The data:
※
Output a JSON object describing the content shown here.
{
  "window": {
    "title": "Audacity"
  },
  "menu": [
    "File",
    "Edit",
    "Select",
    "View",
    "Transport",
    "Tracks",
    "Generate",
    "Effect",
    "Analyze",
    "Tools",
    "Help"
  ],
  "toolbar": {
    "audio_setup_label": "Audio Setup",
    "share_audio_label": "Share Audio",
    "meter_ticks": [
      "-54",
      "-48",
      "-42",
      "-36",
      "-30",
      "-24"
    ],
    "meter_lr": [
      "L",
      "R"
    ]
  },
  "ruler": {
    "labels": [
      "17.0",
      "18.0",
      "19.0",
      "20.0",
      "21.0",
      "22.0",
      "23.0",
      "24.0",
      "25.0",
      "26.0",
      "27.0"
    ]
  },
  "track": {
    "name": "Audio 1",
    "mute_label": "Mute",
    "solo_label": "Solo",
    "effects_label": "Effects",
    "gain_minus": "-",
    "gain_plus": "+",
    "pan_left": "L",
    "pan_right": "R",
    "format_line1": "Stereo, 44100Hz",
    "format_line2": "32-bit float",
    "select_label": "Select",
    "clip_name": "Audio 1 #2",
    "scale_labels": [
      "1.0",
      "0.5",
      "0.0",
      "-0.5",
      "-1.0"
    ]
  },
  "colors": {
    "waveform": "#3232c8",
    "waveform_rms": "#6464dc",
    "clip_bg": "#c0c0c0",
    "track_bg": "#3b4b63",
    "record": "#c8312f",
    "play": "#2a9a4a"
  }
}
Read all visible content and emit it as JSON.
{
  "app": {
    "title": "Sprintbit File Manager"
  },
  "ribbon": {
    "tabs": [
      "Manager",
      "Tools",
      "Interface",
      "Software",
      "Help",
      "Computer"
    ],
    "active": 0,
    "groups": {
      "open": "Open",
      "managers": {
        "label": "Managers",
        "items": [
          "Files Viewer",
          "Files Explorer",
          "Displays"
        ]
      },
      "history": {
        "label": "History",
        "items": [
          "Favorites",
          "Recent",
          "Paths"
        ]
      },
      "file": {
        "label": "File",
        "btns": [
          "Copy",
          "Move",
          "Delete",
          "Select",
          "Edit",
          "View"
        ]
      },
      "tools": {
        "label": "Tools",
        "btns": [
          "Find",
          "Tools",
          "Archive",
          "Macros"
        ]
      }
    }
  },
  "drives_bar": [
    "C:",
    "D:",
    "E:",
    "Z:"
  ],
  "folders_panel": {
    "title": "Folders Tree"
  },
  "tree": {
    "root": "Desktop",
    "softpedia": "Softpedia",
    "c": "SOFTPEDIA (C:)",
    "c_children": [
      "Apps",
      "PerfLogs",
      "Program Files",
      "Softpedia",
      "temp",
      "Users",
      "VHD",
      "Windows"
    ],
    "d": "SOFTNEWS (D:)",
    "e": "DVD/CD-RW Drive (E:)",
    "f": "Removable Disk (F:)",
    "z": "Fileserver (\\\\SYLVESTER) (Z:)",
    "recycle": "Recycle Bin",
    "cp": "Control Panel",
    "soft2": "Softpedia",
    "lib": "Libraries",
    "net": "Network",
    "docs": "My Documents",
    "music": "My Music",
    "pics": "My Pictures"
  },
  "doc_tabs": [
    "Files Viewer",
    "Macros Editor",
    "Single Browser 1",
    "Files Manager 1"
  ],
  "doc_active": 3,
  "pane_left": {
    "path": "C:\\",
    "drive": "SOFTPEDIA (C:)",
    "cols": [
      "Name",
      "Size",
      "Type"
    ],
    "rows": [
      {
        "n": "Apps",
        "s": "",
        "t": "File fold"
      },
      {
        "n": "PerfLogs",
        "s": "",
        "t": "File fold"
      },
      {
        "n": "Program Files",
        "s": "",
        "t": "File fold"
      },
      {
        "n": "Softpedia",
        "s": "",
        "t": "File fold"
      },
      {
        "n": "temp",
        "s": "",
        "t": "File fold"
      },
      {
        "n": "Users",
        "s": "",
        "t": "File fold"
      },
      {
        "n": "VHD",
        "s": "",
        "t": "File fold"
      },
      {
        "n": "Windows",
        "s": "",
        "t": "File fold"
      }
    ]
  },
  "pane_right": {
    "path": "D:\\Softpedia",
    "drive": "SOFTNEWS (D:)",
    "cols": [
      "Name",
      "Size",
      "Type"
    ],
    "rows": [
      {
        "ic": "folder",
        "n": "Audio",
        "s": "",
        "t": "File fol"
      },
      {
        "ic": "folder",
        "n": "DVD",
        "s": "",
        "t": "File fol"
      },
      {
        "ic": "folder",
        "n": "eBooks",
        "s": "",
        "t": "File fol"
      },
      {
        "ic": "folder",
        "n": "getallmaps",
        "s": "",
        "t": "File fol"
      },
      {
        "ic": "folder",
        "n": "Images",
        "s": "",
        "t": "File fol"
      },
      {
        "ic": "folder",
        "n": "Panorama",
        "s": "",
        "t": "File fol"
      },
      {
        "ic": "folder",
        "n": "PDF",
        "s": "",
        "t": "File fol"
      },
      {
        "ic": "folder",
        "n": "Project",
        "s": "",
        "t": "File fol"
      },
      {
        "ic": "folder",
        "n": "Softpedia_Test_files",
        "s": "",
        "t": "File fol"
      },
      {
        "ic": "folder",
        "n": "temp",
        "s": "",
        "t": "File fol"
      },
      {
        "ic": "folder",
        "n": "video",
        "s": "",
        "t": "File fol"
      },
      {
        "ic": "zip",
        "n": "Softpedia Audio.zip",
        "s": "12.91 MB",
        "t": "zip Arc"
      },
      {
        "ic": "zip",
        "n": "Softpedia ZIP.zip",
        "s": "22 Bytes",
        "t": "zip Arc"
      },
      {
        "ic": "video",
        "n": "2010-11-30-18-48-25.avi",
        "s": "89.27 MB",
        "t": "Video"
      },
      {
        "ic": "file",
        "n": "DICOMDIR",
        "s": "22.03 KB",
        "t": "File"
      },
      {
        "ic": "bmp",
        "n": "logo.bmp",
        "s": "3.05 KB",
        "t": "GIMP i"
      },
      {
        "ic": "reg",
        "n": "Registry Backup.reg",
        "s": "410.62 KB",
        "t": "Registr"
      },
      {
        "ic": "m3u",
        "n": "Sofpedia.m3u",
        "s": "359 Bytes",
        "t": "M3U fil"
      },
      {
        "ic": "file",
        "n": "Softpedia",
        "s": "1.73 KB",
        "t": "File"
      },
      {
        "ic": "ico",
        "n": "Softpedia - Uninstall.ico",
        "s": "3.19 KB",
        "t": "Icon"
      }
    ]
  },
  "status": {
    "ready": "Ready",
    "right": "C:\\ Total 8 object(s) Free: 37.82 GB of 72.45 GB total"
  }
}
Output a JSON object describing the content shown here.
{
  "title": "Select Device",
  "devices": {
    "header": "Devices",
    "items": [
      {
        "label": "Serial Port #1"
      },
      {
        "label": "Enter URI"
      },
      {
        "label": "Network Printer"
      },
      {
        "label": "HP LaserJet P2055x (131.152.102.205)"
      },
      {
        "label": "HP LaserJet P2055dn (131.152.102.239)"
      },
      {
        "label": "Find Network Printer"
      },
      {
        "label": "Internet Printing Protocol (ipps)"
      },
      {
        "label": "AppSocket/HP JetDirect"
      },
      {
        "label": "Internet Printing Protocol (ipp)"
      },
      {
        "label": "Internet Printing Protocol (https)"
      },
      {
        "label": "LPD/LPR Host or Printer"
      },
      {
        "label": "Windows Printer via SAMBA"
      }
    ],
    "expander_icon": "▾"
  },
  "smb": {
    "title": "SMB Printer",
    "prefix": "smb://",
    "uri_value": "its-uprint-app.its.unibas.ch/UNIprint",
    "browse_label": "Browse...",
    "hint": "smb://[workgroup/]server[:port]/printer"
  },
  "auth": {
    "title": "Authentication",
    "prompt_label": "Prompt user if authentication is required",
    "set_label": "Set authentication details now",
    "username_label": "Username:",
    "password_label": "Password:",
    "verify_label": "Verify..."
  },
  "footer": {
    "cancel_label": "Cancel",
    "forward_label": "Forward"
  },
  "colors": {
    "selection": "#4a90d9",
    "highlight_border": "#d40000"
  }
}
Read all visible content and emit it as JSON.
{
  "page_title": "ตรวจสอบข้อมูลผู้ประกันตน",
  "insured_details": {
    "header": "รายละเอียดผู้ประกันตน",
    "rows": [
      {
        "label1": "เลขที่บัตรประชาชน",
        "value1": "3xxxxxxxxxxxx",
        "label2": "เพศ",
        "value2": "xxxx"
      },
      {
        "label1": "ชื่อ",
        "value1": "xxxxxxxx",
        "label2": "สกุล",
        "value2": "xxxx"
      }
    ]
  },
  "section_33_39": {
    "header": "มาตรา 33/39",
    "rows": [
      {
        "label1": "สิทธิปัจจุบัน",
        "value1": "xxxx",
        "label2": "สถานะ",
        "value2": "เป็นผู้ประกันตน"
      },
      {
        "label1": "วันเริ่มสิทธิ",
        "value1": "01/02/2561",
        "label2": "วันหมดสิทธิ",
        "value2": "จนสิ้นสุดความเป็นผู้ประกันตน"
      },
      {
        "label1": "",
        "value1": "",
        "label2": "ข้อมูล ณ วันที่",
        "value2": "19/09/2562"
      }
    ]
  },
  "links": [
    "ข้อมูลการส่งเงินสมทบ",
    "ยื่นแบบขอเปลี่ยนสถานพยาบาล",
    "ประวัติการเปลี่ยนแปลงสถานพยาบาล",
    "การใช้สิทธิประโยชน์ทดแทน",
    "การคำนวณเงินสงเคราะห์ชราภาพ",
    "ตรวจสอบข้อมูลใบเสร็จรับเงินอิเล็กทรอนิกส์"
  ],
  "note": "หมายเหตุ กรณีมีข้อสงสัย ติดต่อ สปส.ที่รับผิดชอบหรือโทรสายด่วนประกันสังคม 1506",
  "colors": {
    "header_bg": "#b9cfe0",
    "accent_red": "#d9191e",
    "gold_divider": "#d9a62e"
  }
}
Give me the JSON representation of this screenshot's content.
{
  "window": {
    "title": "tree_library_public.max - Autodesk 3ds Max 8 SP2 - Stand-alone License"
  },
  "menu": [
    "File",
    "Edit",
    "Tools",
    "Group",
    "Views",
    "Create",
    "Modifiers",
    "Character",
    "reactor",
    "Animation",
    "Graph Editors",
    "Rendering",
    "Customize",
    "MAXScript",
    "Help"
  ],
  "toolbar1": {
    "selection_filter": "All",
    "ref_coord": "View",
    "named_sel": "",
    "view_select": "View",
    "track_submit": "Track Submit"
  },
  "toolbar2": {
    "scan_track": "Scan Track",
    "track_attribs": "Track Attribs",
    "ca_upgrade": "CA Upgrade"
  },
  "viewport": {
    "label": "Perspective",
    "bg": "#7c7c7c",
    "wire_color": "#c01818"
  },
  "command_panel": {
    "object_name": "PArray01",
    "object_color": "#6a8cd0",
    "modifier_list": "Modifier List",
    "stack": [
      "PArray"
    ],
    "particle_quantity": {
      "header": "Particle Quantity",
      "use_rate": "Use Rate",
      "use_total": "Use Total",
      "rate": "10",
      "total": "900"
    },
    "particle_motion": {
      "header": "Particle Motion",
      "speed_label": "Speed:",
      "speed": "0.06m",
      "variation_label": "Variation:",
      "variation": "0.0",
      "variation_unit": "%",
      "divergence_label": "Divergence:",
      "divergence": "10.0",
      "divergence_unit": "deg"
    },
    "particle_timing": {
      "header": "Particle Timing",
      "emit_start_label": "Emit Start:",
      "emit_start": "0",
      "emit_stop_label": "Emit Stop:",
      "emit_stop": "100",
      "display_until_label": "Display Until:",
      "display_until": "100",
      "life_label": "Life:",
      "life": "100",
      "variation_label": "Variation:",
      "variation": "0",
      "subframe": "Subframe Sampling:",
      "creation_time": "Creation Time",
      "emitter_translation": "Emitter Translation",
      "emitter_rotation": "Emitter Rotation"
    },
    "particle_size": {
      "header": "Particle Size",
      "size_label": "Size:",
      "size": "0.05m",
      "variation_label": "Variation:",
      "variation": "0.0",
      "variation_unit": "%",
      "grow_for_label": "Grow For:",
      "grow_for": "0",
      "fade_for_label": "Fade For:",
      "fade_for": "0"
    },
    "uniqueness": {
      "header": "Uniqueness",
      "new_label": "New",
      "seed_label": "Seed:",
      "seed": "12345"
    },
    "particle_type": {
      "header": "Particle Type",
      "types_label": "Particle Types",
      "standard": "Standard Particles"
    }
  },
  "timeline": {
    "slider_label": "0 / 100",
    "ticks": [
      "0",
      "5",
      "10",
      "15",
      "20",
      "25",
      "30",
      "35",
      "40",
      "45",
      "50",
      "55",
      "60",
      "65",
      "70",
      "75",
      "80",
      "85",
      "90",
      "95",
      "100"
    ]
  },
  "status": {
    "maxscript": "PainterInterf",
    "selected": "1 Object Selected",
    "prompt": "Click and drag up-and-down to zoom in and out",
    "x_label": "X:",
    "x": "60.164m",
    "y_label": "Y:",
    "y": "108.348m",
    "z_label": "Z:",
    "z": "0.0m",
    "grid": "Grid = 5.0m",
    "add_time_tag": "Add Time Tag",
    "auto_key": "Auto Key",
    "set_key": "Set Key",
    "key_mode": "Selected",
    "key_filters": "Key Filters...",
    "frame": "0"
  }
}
※
Work to be completed:
Tally the lines in the entries above that hold the word "Selected". Reply with nothing but that count.

Task solution:
2